Stated problem
Your task is to print all of the data word for word.

Material for the task
= = = = =

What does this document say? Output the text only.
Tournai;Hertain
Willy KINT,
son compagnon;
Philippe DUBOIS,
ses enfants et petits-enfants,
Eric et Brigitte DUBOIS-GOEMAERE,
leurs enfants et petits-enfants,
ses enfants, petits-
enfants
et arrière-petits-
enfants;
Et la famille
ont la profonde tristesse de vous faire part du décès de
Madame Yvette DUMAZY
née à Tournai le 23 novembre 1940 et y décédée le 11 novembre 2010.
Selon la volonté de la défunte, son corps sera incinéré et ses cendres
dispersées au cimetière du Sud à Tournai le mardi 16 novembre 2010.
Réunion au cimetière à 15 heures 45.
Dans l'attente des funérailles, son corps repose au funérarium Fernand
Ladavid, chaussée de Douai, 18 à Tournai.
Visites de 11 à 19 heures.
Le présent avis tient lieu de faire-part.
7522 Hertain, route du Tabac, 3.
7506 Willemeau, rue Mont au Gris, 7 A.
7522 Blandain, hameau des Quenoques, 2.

= = = = =

Answer to this problem
What does this document say? Output the text only.
Tournai;Hertain
Willy KINT,
son compagnon;
Philippe DUBOIS,
ses enfants et petits-enfants,
Eric et Brigitte DUBOIS-GOEMAERE,
leurs enfants et petits-enfants,
ses enfants, petits-
enfants
et arrière-petits-
enfants;
Et la famille
ont la profonde tristesse de vous faire part du décès de
Madame Yvette DUMAZY
née à Tournai le 23 novembre 1940 et y décédée le 11 novembre 2010.
Selon la volonté de la défunte, son corps sera incinéré et ses cendres
dispersées au cimetière du Sud à Tournai le mardi 16 novembre 2010.
Réunion au cimetière à 15 heures 45.
Dans l'attente des funérailles, son corps repose au funérarium Fernand
Ladavid, chaussée de Douai, 18 à Tournai.
Visites de 11 à 19 heures.
Le présent avis tient lieu de faire-part.
7522 Hertain, route du Tabac, 3.
7506 Willemeau, rue Mont au Gris, 7 A.
7522 Blandain, hameau des Quenoques, 2.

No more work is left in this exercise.